Directions:
Scan the lines below for the string "xlabel" and copy every one that has it.

--- Begin Exercise materials ---

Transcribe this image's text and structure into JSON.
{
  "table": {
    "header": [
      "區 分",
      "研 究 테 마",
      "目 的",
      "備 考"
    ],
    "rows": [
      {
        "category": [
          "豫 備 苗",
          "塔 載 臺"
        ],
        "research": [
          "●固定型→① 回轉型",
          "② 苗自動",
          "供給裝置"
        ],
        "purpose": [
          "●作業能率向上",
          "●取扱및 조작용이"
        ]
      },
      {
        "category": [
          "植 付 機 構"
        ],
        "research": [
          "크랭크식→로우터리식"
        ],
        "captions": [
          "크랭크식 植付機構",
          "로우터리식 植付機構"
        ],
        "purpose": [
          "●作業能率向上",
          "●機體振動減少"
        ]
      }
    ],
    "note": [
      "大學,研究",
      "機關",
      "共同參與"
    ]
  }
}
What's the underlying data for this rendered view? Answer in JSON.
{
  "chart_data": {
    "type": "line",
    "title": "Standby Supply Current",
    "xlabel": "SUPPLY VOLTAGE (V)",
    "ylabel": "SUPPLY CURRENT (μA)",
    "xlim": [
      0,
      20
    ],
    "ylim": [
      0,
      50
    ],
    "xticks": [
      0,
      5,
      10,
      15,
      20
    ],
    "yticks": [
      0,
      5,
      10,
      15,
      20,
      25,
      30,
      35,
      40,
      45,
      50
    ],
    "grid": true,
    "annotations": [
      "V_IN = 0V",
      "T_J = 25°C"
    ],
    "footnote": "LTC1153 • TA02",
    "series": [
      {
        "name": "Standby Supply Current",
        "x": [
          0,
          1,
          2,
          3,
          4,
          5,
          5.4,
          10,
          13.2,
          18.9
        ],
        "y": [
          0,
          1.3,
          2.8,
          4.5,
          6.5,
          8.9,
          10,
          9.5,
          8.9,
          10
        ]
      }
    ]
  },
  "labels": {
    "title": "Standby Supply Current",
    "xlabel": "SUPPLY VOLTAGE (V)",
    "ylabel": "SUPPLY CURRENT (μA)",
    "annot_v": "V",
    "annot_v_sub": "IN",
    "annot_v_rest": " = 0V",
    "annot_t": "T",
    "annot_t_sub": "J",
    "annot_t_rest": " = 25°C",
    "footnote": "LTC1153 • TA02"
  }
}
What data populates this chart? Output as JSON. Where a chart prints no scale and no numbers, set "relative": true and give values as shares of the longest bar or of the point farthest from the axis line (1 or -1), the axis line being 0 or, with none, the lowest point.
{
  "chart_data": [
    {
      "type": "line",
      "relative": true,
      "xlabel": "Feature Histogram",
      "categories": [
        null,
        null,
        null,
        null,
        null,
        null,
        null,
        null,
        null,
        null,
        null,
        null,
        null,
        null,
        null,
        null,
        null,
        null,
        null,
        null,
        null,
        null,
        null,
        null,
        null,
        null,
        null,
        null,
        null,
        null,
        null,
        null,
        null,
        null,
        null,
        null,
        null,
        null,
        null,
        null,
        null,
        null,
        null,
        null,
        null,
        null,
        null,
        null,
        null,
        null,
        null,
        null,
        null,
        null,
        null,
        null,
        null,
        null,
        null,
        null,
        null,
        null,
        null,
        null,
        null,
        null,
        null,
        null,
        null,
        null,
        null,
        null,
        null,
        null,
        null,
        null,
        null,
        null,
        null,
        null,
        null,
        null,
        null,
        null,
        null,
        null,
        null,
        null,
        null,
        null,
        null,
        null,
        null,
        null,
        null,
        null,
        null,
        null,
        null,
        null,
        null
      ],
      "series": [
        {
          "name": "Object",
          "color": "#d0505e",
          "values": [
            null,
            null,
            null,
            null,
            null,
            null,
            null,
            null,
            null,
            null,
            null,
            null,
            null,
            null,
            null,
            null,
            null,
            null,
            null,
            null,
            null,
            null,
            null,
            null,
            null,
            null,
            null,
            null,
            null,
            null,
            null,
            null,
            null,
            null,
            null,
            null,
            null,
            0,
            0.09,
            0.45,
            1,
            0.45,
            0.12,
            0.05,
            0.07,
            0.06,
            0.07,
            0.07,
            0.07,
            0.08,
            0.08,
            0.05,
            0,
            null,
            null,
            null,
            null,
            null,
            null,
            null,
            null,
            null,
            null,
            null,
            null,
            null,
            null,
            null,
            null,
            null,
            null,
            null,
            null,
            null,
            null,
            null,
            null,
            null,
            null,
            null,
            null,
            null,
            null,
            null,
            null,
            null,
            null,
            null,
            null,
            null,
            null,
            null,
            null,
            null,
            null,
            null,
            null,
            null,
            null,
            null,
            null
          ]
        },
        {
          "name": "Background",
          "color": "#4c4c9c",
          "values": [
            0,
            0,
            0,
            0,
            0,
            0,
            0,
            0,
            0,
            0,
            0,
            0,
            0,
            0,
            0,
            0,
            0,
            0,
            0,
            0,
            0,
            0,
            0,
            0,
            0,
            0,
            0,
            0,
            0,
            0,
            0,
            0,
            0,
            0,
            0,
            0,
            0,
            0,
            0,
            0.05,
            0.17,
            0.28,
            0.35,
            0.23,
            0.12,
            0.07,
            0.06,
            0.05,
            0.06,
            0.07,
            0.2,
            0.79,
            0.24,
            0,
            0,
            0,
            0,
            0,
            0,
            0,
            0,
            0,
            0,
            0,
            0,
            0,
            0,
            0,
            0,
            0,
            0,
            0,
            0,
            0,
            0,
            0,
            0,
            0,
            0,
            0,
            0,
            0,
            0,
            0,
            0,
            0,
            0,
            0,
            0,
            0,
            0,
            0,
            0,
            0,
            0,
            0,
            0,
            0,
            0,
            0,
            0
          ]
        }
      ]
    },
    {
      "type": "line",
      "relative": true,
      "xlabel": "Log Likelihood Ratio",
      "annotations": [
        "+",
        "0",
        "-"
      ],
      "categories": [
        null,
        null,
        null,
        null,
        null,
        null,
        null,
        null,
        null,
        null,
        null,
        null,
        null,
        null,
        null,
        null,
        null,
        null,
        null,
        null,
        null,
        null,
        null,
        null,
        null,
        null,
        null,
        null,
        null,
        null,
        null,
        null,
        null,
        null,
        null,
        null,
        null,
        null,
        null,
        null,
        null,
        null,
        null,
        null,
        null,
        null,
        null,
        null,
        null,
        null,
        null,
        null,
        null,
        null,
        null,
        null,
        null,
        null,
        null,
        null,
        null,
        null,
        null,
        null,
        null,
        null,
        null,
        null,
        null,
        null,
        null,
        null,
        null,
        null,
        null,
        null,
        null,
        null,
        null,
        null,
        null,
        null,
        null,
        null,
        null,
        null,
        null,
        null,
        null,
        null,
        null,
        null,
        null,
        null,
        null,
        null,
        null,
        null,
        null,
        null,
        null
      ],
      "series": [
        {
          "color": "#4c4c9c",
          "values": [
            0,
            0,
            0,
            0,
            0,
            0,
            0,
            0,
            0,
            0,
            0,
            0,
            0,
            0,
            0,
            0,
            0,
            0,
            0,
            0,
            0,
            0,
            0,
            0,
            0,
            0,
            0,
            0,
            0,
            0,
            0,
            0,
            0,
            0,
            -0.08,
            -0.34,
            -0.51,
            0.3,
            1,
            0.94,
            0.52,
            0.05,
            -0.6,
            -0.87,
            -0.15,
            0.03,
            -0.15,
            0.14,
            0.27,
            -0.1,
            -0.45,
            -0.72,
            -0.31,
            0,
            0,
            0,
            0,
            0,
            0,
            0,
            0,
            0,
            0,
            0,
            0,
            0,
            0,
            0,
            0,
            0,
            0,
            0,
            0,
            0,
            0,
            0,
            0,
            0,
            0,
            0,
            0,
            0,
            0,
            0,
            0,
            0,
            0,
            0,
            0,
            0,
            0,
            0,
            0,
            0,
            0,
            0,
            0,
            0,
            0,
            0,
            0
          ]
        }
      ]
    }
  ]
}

--- End Exercise materials ---

Solution below:
    "xlabel": "SUPPLY VOLTAGE (V)",
    "xlabel": "SUPPLY VOLTAGE (V)",
      "xlabel": "Feature Histogram",
      "xlabel": "Log Likelihood Ratio",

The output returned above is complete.